# [Page excerpt]

[Intel-gfx] [RFC 4/4] drm/i915/perf: Send system clock monotonic time in perf samples

Sagar Arun Kamble sagar.a.kamble at intel.com
Wed Dec 6 08:31:01 UTC 2017



On 12/5/2017 7:52 PM, Lionel Landwerlin wrote:
> On 15/11/17 12:13, Sagar Arun Kamble wrote:
>> From: Sourab Gupta <sourab.gupta at intel.com>
>>
>> Currently, we have the ability to only forward the GPU timestamps in the
>> samples (which are generated via OA reports). This limits the ability to
>> correlate these samples with the system events.
>>
>> An ability is therefore needed to report timestamps in different clock
>> domains, such as CLOCK_MONOTONIC, in the perf samples to be of more
>> practical use to the userspace. This ability becomes important
>> when we want to correlate/plot GPU events/samples with other system 
>> events
>> on the same timeline (e.g. vblank events, or timestamps when work was
>> submitted to kernel, etc.)

# [Source excerpt]
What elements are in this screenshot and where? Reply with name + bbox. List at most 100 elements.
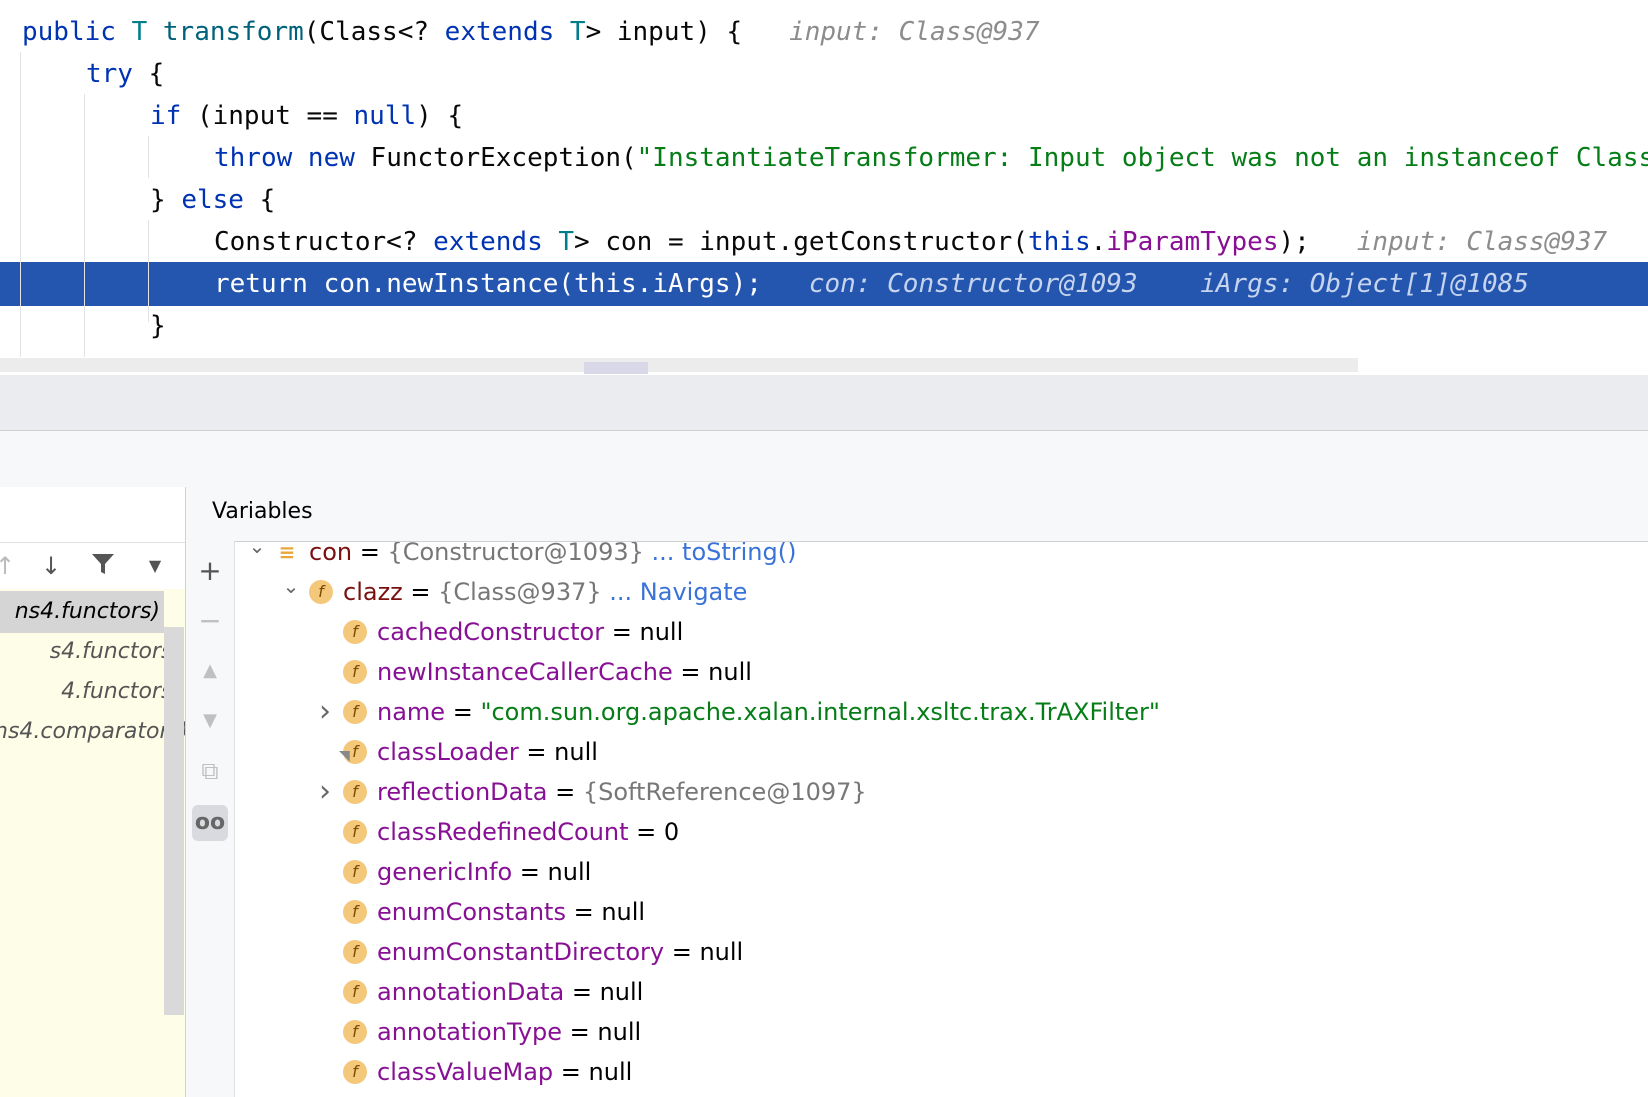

# [Requirement]
List every person named in the i915 perf patch thread.

# [Written response]
Sagar Arun Kamble, Lionel Landwerlin, Sourab Gupta